Problem details
Count lines with the string "title" in them. State the number alone.
* Start Records shown *
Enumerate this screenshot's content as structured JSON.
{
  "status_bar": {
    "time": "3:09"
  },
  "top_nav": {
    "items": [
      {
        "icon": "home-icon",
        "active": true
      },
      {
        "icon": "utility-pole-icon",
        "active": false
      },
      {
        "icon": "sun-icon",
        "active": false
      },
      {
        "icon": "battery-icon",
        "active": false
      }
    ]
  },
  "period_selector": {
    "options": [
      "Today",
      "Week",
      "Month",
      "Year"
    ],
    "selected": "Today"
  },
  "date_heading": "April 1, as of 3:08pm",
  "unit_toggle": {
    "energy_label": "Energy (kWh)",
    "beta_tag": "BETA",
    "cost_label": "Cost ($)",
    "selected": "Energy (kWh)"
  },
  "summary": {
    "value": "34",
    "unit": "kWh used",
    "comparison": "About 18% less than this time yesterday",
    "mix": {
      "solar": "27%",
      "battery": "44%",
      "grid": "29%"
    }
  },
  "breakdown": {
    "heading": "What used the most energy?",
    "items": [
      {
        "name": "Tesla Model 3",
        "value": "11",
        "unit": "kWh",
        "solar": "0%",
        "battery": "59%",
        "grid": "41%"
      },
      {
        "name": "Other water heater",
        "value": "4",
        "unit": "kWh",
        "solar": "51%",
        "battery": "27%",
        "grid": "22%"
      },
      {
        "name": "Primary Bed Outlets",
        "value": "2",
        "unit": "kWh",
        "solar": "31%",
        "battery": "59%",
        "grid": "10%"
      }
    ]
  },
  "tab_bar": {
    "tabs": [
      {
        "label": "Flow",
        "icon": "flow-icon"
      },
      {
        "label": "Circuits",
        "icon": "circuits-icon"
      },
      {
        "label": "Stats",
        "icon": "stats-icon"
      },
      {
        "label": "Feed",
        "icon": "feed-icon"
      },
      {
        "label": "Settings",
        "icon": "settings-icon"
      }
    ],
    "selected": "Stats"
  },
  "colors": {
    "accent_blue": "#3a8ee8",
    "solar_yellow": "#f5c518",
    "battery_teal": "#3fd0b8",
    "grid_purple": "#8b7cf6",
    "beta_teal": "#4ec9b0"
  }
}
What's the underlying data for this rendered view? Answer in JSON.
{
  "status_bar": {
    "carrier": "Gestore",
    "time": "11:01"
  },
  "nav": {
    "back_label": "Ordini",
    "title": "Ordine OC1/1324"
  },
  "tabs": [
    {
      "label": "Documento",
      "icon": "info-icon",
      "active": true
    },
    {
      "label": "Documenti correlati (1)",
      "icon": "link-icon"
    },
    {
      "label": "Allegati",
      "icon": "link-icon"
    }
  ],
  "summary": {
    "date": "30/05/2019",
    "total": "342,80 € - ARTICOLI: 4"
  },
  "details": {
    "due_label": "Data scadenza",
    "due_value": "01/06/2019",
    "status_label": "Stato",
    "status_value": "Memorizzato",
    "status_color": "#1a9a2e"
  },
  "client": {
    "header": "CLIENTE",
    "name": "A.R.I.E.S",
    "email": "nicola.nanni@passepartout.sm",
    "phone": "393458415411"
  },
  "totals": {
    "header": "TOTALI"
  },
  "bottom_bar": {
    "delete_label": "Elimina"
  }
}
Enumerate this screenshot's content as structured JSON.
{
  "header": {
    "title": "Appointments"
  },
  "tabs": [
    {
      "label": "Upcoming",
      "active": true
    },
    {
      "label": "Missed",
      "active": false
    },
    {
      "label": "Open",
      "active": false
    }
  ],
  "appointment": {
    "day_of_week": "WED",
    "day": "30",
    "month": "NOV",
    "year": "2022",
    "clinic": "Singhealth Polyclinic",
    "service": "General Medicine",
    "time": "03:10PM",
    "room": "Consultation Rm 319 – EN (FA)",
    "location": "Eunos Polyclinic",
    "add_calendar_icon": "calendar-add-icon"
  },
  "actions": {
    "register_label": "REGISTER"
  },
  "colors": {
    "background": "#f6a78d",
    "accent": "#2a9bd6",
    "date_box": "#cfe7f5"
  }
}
* End Records shown *
Response to the exercise
2